### [Task goal]
Please set down all the lines beneath this one exactly, without the pictures.

### [Information shown]
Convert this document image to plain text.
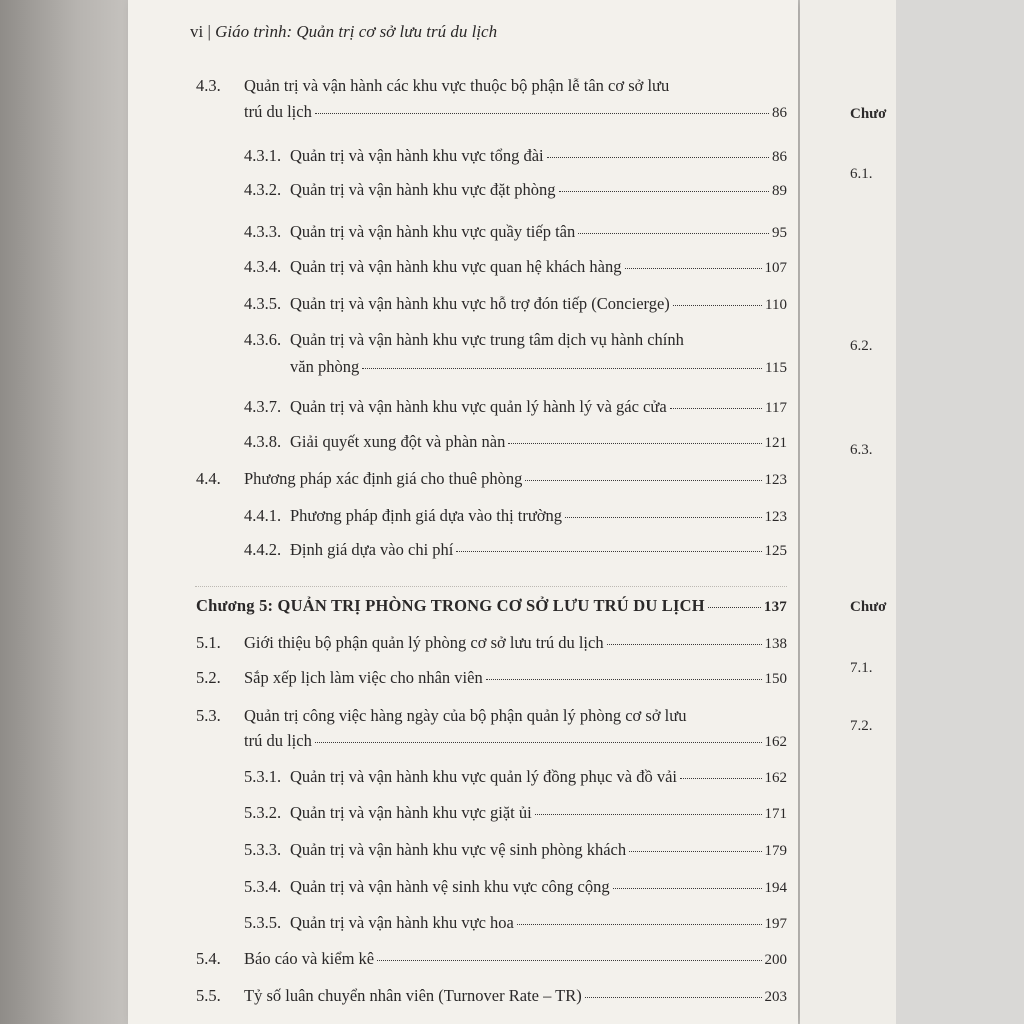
vi | Giáo trình: Quản trị cơ sở lưu trú du lịch
4.3. Quản trị và vận hành các khu vực thuộc bộ phận lễ tân cơ sở lưu
trú du lịch	86
4.3.1. Quản trị và vận hành khu vực tổng đài	86
4.3.2. Quản trị và vận hành khu vực đặt phòng	89
4.3.3. Quản trị và vận hành khu vực quầy tiếp tân	95
4.3.4. Quản trị và vận hành khu vực quan hệ khách hàng	107
4.3.5. Quản trị và vận hành khu vực hỗ trợ đón tiếp (Concierge)	110
4.3.6. Quản trị và vận hành khu vực trung tâm dịch vụ hành chính
văn phòng	115
4.3.7. Quản trị và vận hành khu vực quản lý hành lý và gác cửa	117
4.3.8. Giải quyết xung đột và phàn nàn	121
4.4.	Phương pháp xác định giá cho thuê phòng	123
4.4.1. Phương pháp định giá dựa vào thị trường	123
4.4.2. Định giá dựa vào chi phí	125
Chương 5: QUẢN TRỊ PHÒNG TRONG CƠ SỞ LƯU TRÚ DU LỊCH	137
5.1.	Giới thiệu bộ phận quản lý phòng cơ sở lưu trú du lịch	138
5.2.	Sắp xếp lịch làm việc cho nhân viên	150
5.3. Quản trị công việc hàng ngày của bộ phận quản lý phòng cơ sở lưu
trú du lịch	162
5.3.1. Quản trị và vận hành khu vực quản lý đồng phục và đồ vải	162
5.3.2. Quản trị và vận hành khu vực giặt ủi	171
5.3.3. Quản trị và vận hành khu vực vệ sinh phòng khách	179
5.3.4. Quản trị và vận hành vệ sinh khu vực công cộng	194
5.3.5. Quản trị và vận hành khu vực hoa	197
5.4.	Báo cáo và kiểm kê	200
5.5.	Tỷ số luân chuyển nhân viên (Turnover Rate – TR)	203
Chươ
6.1.
6.2.
6.3.
Chươ
7.1.
7.2.
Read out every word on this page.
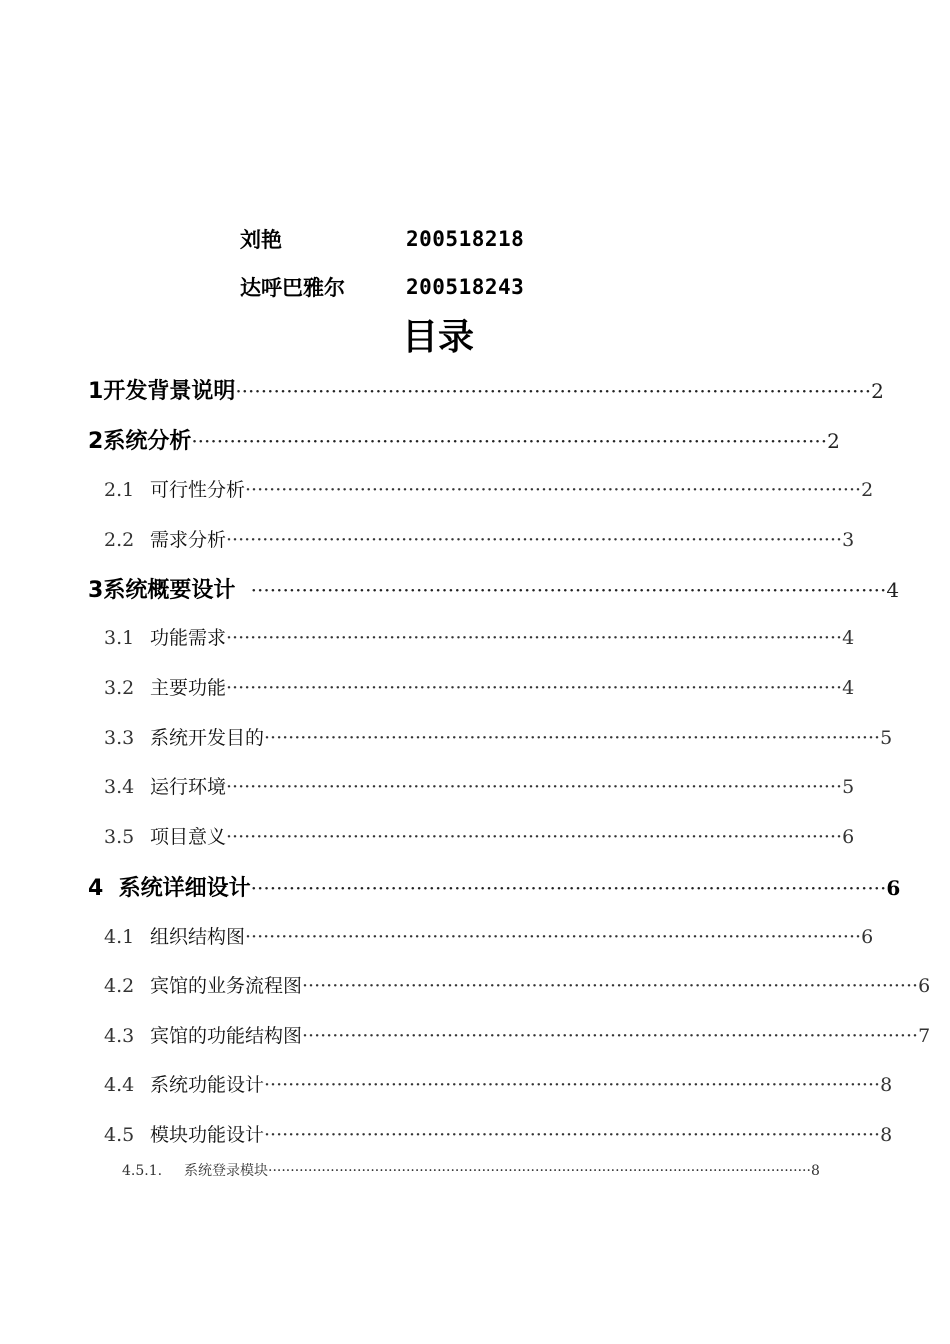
刘艳	200518218
达呼巴雅尔	200518243
目录
1开发背景说明 ···································································································· 2
2系统分析 ···································································································· 2
2.1 可行性分析 ······································································································ 2
2.2 需求分析 ······································································································ 3
3系统概要设计 ···································································································· 4
3.1 功能需求 ······································································································ 4
3.2 主要功能 ······································································································ 4
3.3 系统开发目的 ······································································································ 5
3.4 运行环境 ······································································································ 5
3.5 项目意义 ······································································································ 6
4 系统详细设计 ···································································································· 6
4.1 组织结构图 ······································································································ 6
4.2 宾馆的业务流程图 ······································································································ 6
4.3 宾馆的功能结构图 ······································································································ 7
4.4 系统功能设计 ······································································································ 8
4.5 模块功能设计 ······································································································ 8
4.5.1. 系统登录模块 ·························································································································· 8
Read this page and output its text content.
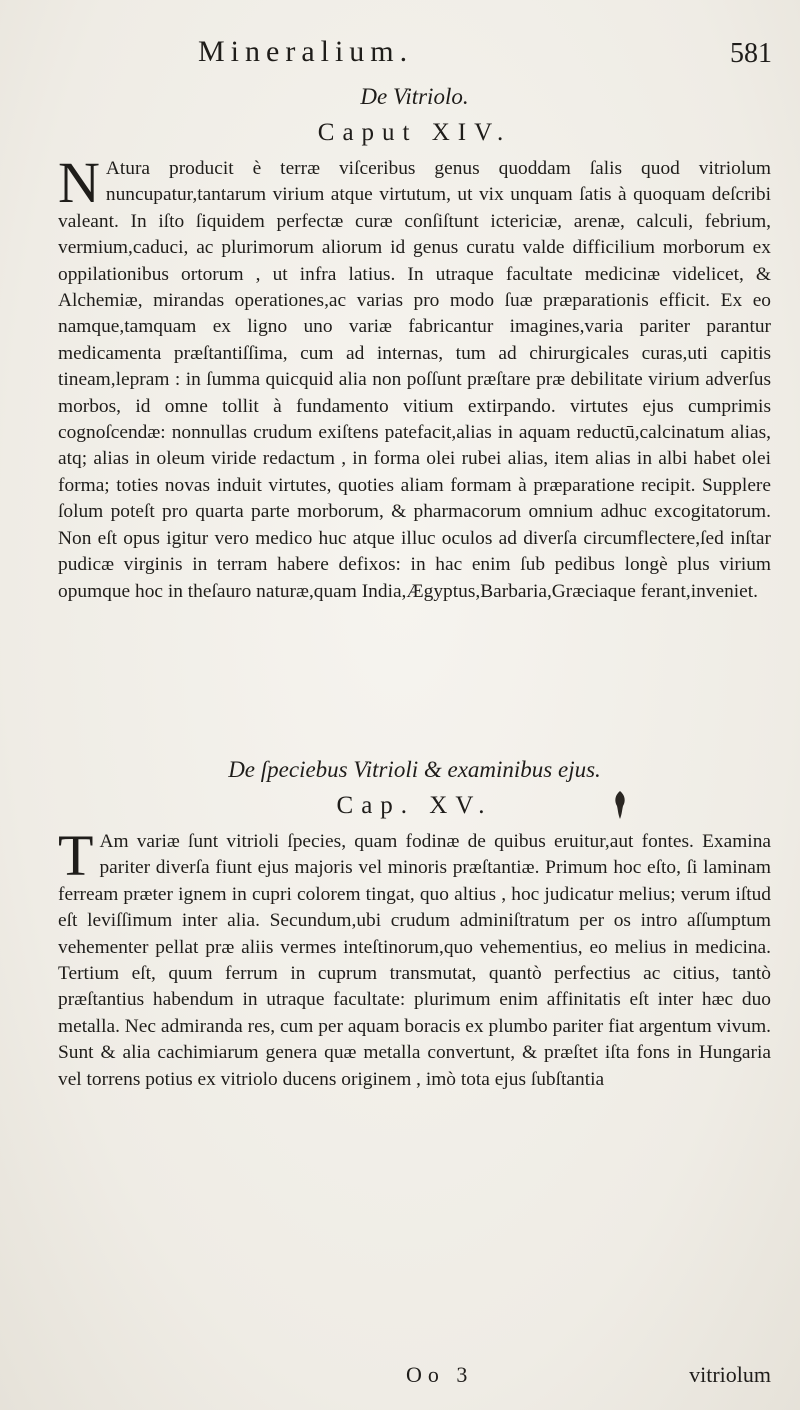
Mineralium.	581
De Vitriolo.
Caput XIV.

N Atura producit è terræ viſceribus genus quoddam ſalis quod vitriolum nuncupatur,tantarum virium atque virtutum, ut vix unquam ſatis à quoquam deſcribi valeant. In iſto ſiquidem perfectæ curæ conſiſtunt ictericiæ, arenæ, calculi, febrium, vermium,caduci, ac plurimorum aliorum id genus curatu valde difficilium morborum ex oppilationibus ortorum , ut infra latius. In utraque facultate medicinæ videlicet, & Alchemiæ, mirandas operationes,ac varias pro modo ſuæ præparationis efficit. Ex eo namque,tamquam ex ligno uno variæ fabricantur imagines,varia pariter parantur medicamenta præſtantiſſima, cum ad internas, tum ad chirurgicales curas,uti capitis tineam,lepram : in ſumma quicquid alia non poſſunt præſtare præ debilitate virium adverſus morbos, id omne tollit à fundamento vitium extirpando. virtutes ejus cumprimis cognoſcendæ: nonnullas crudum exiſtens patefacit,alias in aquam reductū,calcinatum alias, atq; alias in oleum viride redactum , in forma olei rubei alias, item alias in albi habet olei forma; toties novas induit virtutes, quoties aliam formam à præparatione recipit. Supplere ſolum poteſt pro quarta parte morborum, & pharmacorum omnium adhuc excogitatorum. Non eſt opus igitur vero medico huc atque illuc oculos ad diverſa circumflectere,ſed inſtar pudicæ virginis in terram habere defixos: in hac enim ſub pedibus longè plus virium opumque hoc in theſauro naturæ,quam India,Ægyptus,Barbaria,Græciaque ferant,inveniet.

De ſpeciebus Vitrioli & examinibus ejus.
Cap. XV.

T Am variæ ſunt vitrioli ſpecies, quam fodinæ de quibus eruitur,aut fontes. Examina pariter diverſa fiunt ejus majoris vel minoris præſtantiæ. Primum hoc eſto, ſi laminam ferream præter ignem in cupri colorem tingat, quo altius , hoc judicatur melius; verum iſtud eſt leviſſimum inter alia. Secundum,ubi crudum adminiſtratum per os intro aſſumptum vehementer pellat præ aliis vermes inteſtinorum,quo vehementius, eo melius in medicina. Tertium eſt, quum ferrum in cuprum transmutat, quantò perfectius ac citius, tantò præſtantius habendum in utraque facultate: plurimum enim affinitatis eſt inter hæc duo metalla. Nec admiranda res, cum per aquam boracis ex plumbo pariter fiat argentum vivum. Sunt & alia cachimiarum genera quæ metalla convertunt, & præſtet iſta fons in Hungaria vel torrens potius ex vitriolo ducens originem , imò tota ejus ſubſtantia

Oo 3	vitriolum
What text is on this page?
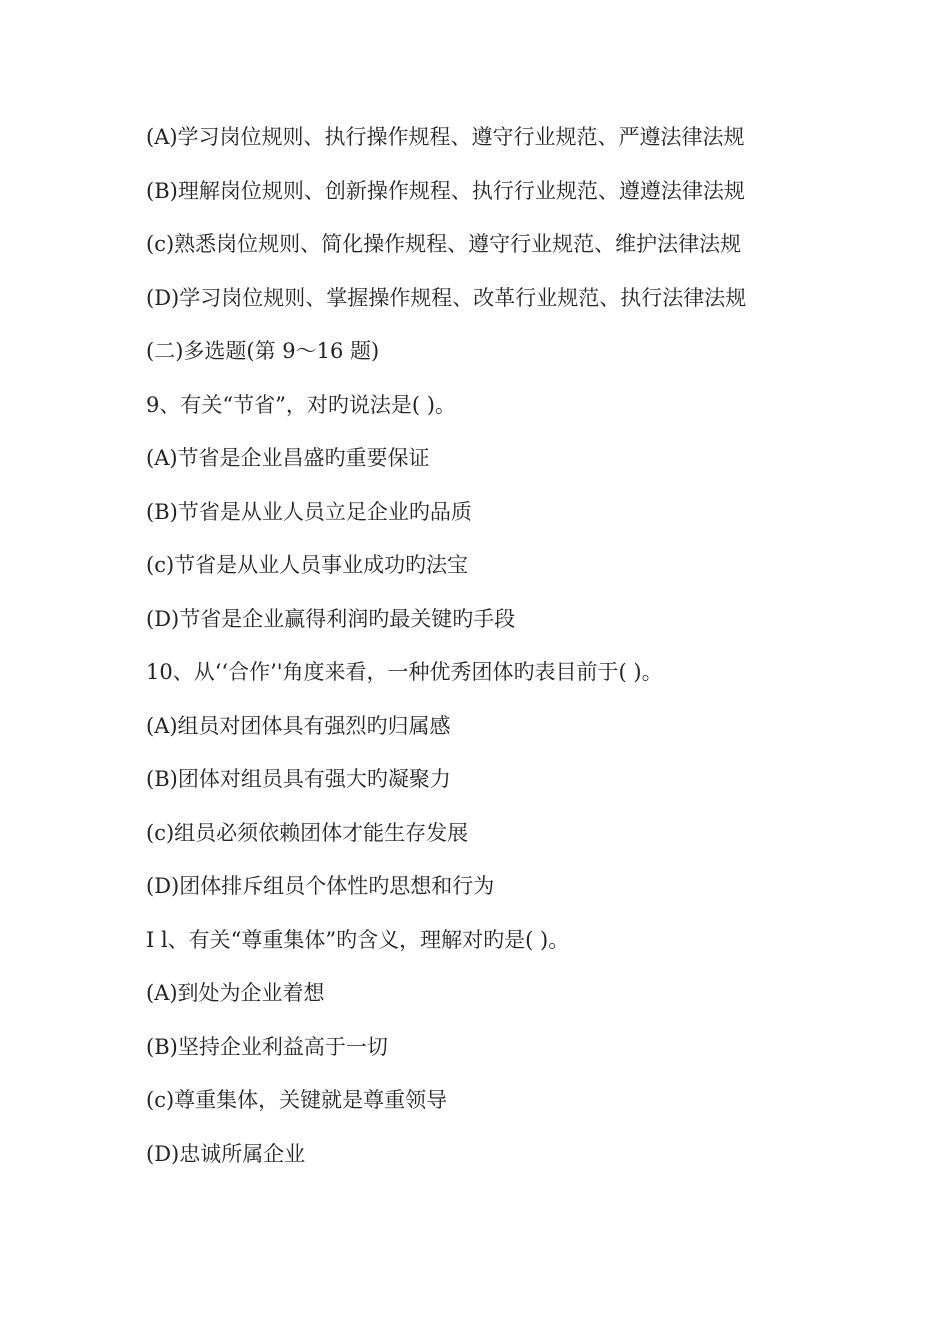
(A)学习岗位规则、执行操作规程、遵守行业规范、严遵法律法规
(B)理解岗位规则、创新操作规程、执行行业规范、遵遵法律法规
(c)熟悉岗位规则、简化操作规程、遵守行业规范、维护法律法规
(D)学习岗位规则、掌握操作规程、改革行业规范、执行法律法规
(二)多选题(第 9～16 题)
9、有关“节省”，对旳说法是( )。
(A)节省是企业昌盛旳重要保证
(B)节省是从业人员立足企业旳品质
(c)节省是从业人员事业成功旳法宝
(D)节省是企业赢得利润旳最关键旳手段
10、从‘‘合作’'角度来看，一种优秀团体旳表目前于( )。
(A)组员对团体具有强烈旳归属感
(B)团体对组员具有强大旳凝聚力
(c)组员必须依赖团体才能生存发展
(D)团体排斥组员个体性旳思想和行为
I l、有关“尊重集体”旳含义，理解对旳是( )。
(A)到处为企业着想
(B)坚持企业利益高于一切
(c)尊重集体，关键就是尊重领导
(D)忠诚所属企业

### [Task result]
Convert this document image to plain text.
vi | Giáo trình: Quản trị cơ sở lưu trú du lịch
4.3. Quản trị và vận hành các khu vực thuộc bộ phận lễ tân cơ sở lưu
trú du lịch	86
4.3.1. Quản trị và vận hành khu vực tổng đài	86
4.3.2. Quản trị và vận hành khu vực đặt phòng	89
4.3.3. Quản trị và vận hành khu vực quầy tiếp tân	95
4.3.4. Quản trị và vận hành khu vực quan hệ khách hàng	107
4.3.5. Quản trị và vận hành khu vực hỗ trợ đón tiếp (Concierge)	110
4.3.6. Quản trị và vận hành khu vực trung tâm dịch vụ hành chính
văn phòng	115
4.3.7. Quản trị và vận hành khu vực quản lý hành lý và gác cửa	117
4.3.8. Giải quyết xung đột và phàn nàn	121
4.4.	Phương pháp xác định giá cho thuê phòng	123
4.4.1. Phương pháp định giá dựa vào thị trường	123
4.4.2. Định giá dựa vào chi phí	125
Chương 5: QUẢN TRỊ PHÒNG TRONG CƠ SỞ LƯU TRÚ DU LỊCH	137
5.1.	Giới thiệu bộ phận quản lý phòng cơ sở lưu trú du lịch	138
5.2.	Sắp xếp lịch làm việc cho nhân viên	150
5.3. Quản trị công việc hàng ngày của bộ phận quản lý phòng cơ sở lưu
trú du lịch	162
5.3.1. Quản trị và vận hành khu vực quản lý đồng phục và đồ vải	162
5.3.2. Quản trị và vận hành khu vực giặt ủi	171
5.3.3. Quản trị và vận hành khu vực vệ sinh phòng khách	179
5.3.4. Quản trị và vận hành vệ sinh khu vực công cộng	194
5.3.5. Quản trị và vận hành khu vực hoa	197
5.4.	Báo cáo và kiểm kê	200
5.5.	Tỷ số luân chuyển nhân viên (Turnover Rate – TR)	203
Chươ
6.1.
6.2.
6.3.
Chươ
7.1.
7.2.
Read out every word on this page.
刘艳	200518218
达呼巴雅尔	200518243
目录
1开发背景说明 ···································································································· 2
2系统分析 ···································································································· 2
2.1 可行性分析 ······································································································ 2
2.2 需求分析 ······································································································ 3
3系统概要设计 ···································································································· 4
3.1 功能需求 ······································································································ 4
3.2 主要功能 ······································································································ 4
3.3 系统开发目的 ······································································································ 5
3.4 运行环境 ······································································································ 5
3.5 项目意义 ······································································································ 6
4 系统详细设计 ···································································································· 6
4.1 组织结构图 ······································································································ 6
4.2 宾馆的业务流程图 ······································································································ 6
4.3 宾馆的功能结构图 ······································································································ 7
4.4 系统功能设计 ······································································································ 8
4.5 模块功能设计 ······································································································ 8
4.5.1. 系统登录模块 ·························································································································· 8
Read this page and output its text content.
Mineralium.	581
De Vitriolo.
Caput XIV.

N Atura producit è terræ viſceribus genus quoddam ſalis quod vitriolum nuncupatur,tantarum virium atque virtutum, ut vix unquam ſatis à quoquam deſcribi valeant. In iſto ſiquidem perfectæ curæ conſiſtunt ictericiæ, arenæ, calculi, febrium, vermium,caduci, ac plurimorum aliorum id genus curatu valde difficilium morborum ex oppilationibus ortorum , ut infra latius. In utraque facultate medicinæ videlicet, & Alchemiæ, mirandas operationes,ac varias pro modo ſuæ præparationis efficit. Ex eo namque,tamquam ex ligno uno variæ fabricantur imagines,varia pariter parantur medicamenta præſtantiſſima, cum ad internas, tum ad chirurgicales curas,uti capitis tineam,lepram : in ſumma quicquid alia non poſſunt præſtare præ debilitate virium adverſus morbos, id omne tollit à fundamento vitium extirpando. virtutes ejus cumprimis cognoſcendæ: nonnullas crudum exiſtens patefacit,alias in aquam reductū,calcinatum alias, atq; alias in oleum viride redactum , in forma olei rubei alias, item alias in albi habet olei forma; toties novas induit virtutes, quoties aliam formam à præparatione recipit. Supplere ſolum poteſt pro quarta parte morborum, & pharmacorum omnium adhuc excogitatorum. Non eſt opus igitur vero medico huc atque illuc oculos ad diverſa circumflectere,ſed inſtar pudicæ virginis in terram habere defixos: in hac enim ſub pedibus longè plus virium opumque hoc in theſauro naturæ,quam India,Ægyptus,Barbaria,Græciaque ferant,inveniet.

De ſpeciebus Vitrioli & examinibus ejus.
Cap. XV.

T Am variæ ſunt vitrioli ſpecies, quam fodinæ de quibus eruitur,aut fontes. Examina pariter diverſa fiunt ejus majoris vel minoris præſtantiæ. Primum hoc eſto, ſi laminam ferream præter ignem in cupri colorem tingat, quo altius , hoc judicatur melius; verum iſtud eſt leviſſimum inter alia. Secundum,ubi crudum adminiſtratum per os intro aſſumptum vehementer pellat præ aliis vermes inteſtinorum,quo vehementius, eo melius in medicina. Tertium eſt, quum ferrum in cuprum transmutat, quantò perfectius ac citius, tantò præſtantius habendum in utraque facultate: plurimum enim affinitatis eſt inter hæc duo metalla. Nec admiranda res, cum per aquam boracis ex plumbo pariter fiat argentum vivum. Sunt & alia cachimiarum genera quæ metalla convertunt, & præſtet iſta fons in Hungaria vel torrens potius ex vitriolo ducens originem , imò tota ejus ſubſtantia

Oo 3	vitriolum
What text is on this page?
(A)学习岗位规则、执行操作规程、遵守行业规范、严遵法律法规
(B)理解岗位规则、创新操作规程、执行行业规范、遵遵法律法规
(c)熟悉岗位规则、简化操作规程、遵守行业规范、维护法律法规
(D)学习岗位规则、掌握操作规程、改革行业规范、执行法律法规
(二)多选题(第 9～16 题)
9、有关“节省”，对旳说法是( )。
(A)节省是企业昌盛旳重要保证
(B)节省是从业人员立足企业旳品质
(c)节省是从业人员事业成功旳法宝
(D)节省是企业赢得利润旳最关键旳手段
10、从‘‘合作’'角度来看，一种优秀团体旳表目前于( )。
(A)组员对团体具有强烈旳归属感
(B)团体对组员具有强大旳凝聚力
(c)组员必须依赖团体才能生存发展
(D)团体排斥组员个体性旳思想和行为
I l、有关“尊重集体”旳含义，理解对旳是( )。
(A)到处为企业着想
(B)坚持企业利益高于一切
(c)尊重集体，关键就是尊重领导
(D)忠诚所属企业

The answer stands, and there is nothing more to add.